EXTRACTED MATERIAL>

######

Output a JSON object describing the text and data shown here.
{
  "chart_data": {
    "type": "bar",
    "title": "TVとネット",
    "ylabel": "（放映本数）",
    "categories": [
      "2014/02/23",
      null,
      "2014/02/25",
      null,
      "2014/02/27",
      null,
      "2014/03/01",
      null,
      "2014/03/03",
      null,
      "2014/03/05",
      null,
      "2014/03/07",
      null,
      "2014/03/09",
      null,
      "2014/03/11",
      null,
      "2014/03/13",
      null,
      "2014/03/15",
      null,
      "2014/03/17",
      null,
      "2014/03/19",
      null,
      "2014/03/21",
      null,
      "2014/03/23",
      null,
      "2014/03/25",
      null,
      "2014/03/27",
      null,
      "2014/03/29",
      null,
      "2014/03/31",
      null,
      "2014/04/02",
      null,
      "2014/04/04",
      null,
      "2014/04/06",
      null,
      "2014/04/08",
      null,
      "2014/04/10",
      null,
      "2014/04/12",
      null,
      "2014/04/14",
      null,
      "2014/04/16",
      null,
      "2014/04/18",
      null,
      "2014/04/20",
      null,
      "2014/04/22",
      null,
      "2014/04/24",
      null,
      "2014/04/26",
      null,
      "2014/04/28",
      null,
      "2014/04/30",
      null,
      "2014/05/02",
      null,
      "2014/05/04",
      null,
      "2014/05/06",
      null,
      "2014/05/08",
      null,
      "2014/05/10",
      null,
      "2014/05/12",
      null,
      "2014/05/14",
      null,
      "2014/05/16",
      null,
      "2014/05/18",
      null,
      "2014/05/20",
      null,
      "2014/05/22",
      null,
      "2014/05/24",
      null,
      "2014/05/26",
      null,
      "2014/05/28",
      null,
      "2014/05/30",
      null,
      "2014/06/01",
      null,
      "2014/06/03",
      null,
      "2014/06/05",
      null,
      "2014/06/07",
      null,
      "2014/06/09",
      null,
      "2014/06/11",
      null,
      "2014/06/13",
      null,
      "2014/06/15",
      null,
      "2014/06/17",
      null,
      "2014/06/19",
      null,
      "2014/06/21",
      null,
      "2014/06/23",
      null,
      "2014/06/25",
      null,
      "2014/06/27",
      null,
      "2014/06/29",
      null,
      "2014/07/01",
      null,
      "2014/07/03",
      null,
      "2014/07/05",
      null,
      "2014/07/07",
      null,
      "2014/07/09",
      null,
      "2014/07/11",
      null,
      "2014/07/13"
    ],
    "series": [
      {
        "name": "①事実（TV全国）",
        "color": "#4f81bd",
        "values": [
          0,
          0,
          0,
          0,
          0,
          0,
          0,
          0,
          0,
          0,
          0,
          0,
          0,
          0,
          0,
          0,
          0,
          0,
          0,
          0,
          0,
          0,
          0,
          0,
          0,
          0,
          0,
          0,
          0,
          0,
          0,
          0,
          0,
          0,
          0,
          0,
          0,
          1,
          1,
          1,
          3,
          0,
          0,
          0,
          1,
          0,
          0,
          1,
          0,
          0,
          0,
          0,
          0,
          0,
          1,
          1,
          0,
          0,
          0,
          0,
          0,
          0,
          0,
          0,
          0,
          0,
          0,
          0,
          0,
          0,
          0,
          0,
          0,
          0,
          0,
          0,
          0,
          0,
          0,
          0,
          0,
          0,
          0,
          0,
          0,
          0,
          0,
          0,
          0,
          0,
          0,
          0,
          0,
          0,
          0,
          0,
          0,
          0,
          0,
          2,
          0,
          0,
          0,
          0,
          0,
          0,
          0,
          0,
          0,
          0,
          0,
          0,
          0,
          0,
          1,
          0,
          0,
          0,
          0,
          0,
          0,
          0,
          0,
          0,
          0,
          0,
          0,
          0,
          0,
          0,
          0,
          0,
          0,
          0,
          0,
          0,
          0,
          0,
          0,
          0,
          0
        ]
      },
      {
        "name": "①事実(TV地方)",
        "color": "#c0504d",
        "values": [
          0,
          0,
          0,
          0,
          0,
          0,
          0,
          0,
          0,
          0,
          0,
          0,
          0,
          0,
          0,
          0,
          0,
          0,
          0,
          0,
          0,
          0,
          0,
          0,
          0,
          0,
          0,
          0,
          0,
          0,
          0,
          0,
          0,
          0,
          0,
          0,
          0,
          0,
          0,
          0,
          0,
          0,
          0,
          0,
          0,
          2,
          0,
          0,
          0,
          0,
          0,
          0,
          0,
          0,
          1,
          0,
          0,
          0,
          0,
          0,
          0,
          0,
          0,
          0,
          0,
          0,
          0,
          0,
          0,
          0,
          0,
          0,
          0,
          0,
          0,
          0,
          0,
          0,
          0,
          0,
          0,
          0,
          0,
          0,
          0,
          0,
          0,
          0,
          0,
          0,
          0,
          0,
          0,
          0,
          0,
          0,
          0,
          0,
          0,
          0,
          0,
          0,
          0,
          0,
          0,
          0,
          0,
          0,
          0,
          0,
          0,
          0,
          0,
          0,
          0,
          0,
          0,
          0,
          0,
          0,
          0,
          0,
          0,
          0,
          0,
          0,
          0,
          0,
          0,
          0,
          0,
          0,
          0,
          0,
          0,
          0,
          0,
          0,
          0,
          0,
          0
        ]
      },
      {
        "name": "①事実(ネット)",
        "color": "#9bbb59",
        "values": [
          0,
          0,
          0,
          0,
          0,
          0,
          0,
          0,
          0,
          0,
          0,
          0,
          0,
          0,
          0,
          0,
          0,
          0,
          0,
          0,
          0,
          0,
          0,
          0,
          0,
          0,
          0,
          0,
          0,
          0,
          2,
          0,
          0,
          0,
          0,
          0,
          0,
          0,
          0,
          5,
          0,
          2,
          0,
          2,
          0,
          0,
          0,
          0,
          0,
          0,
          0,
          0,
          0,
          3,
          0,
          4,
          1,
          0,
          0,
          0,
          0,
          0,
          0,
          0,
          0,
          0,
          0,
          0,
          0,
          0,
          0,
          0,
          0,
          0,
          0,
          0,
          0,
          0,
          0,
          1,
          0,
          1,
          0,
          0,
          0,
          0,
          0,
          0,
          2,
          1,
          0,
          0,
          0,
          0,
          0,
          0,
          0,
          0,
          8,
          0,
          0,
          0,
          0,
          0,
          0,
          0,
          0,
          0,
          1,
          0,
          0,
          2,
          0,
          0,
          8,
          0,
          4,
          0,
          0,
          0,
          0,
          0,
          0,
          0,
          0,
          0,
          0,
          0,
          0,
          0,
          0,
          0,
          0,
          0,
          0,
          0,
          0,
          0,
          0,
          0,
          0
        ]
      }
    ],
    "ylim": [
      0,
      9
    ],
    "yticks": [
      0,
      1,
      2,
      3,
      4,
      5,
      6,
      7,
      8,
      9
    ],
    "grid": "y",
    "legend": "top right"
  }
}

######

WORK INSTRUCTIONS>
Search the data for "color". Copy every matching line.

OUTPUT FOR THIS TASK>
        "color": "#4f81bd",
        "color": "#c0504d",
        "color": "#9bbb59",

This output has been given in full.